_To be done_
Using the listing below, copy every line that mentions "heading".

--- Start of Provided entries ---

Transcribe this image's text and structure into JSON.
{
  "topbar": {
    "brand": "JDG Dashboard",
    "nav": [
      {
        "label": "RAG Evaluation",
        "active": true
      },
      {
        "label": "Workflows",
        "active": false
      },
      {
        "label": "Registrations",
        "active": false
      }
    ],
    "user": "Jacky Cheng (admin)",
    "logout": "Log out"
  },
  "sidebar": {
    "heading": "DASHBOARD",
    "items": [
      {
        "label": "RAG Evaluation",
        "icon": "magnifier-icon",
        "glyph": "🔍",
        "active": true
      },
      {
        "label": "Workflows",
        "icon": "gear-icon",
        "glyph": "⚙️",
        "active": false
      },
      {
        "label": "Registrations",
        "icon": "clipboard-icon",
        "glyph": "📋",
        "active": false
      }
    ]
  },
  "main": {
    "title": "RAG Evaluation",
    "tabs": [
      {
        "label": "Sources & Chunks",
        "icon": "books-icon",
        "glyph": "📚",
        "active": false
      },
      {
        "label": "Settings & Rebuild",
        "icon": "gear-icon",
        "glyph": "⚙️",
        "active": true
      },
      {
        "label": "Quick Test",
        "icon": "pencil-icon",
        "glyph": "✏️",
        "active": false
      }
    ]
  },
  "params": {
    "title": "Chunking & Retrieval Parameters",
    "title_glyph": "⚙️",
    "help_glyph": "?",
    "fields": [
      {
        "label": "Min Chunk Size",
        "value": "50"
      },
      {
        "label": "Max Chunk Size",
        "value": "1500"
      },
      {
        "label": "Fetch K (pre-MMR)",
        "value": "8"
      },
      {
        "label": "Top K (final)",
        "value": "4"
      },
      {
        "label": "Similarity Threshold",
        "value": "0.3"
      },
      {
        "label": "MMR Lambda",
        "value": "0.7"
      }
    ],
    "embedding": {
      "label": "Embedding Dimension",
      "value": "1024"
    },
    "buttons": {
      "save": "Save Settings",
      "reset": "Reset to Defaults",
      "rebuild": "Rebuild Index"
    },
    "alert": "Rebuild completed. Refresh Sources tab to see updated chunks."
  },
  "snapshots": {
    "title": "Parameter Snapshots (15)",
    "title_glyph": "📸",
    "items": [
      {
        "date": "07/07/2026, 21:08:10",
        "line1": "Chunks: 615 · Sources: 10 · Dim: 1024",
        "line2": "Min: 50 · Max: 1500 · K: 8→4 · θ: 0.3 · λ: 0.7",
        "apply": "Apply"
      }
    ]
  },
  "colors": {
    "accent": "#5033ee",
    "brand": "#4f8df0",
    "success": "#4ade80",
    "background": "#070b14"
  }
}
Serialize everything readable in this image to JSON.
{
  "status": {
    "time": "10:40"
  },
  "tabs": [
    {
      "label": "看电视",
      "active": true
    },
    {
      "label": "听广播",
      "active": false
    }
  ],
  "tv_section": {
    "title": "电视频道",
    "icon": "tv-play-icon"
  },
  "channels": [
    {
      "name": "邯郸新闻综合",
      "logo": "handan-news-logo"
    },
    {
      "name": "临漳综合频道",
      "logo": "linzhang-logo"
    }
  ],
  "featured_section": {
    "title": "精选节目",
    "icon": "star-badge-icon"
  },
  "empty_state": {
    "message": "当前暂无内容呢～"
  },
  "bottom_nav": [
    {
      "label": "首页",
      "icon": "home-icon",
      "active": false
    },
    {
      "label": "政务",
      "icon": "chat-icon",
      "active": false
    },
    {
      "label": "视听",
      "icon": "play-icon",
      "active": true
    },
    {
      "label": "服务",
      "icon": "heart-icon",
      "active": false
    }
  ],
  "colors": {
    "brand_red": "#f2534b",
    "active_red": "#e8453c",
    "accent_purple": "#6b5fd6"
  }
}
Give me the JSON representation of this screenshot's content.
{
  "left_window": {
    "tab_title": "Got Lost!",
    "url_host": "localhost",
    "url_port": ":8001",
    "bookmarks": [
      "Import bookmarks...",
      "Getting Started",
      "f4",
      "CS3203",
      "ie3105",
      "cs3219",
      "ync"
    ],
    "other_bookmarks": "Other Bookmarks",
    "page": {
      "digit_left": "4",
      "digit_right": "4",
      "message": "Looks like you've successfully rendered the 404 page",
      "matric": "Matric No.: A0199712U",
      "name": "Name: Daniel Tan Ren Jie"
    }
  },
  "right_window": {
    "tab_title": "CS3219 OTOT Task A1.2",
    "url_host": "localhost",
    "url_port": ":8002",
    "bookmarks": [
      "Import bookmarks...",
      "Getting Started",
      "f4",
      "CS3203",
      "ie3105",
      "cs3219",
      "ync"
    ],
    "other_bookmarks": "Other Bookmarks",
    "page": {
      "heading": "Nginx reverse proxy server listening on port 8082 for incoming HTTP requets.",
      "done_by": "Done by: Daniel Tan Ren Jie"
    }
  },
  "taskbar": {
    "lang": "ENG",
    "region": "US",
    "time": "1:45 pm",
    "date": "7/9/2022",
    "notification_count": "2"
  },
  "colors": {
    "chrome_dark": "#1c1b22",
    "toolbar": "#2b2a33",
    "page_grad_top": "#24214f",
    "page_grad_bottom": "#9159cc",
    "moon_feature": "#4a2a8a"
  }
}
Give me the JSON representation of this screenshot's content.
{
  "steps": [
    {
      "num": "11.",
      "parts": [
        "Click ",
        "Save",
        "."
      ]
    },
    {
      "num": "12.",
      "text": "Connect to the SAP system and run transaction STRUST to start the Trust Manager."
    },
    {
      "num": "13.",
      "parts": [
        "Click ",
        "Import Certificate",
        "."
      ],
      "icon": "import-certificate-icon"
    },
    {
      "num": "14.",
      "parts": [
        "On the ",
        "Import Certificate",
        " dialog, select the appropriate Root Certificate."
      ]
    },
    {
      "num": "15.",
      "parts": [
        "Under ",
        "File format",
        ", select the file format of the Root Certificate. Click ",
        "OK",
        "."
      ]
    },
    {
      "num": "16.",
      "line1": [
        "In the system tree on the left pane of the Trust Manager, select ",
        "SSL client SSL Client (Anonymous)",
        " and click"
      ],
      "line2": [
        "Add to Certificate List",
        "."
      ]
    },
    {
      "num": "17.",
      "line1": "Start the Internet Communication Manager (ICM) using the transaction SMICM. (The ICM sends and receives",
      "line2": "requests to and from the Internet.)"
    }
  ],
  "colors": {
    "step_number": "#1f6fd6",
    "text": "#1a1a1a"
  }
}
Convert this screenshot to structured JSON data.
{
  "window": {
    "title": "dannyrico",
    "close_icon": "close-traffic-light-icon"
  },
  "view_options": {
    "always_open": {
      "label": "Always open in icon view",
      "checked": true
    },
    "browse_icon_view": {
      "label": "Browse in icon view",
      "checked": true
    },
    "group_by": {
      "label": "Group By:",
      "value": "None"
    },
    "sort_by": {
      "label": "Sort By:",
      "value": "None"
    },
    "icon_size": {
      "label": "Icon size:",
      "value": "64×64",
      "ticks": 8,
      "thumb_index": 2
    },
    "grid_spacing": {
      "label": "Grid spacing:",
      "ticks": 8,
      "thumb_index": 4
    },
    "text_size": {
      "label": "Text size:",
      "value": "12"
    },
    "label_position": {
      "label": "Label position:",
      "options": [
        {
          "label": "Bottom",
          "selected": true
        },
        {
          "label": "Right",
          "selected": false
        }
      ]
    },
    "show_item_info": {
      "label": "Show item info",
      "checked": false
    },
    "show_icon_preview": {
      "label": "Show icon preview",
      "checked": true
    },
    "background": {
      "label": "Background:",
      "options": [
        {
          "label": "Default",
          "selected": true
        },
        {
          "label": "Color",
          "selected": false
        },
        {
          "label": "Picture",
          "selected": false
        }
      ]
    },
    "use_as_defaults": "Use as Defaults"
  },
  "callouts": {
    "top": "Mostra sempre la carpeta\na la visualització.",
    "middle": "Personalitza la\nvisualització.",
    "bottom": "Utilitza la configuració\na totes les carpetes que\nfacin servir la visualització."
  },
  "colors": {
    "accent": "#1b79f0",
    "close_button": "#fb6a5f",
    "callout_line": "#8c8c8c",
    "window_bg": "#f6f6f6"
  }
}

--- End of Provided entries ---

_Answer to the exercise_
    "heading": "DASHBOARD",
      "heading": "Nginx reverse proxy server listening on port 8082 for incoming HTTP requets.",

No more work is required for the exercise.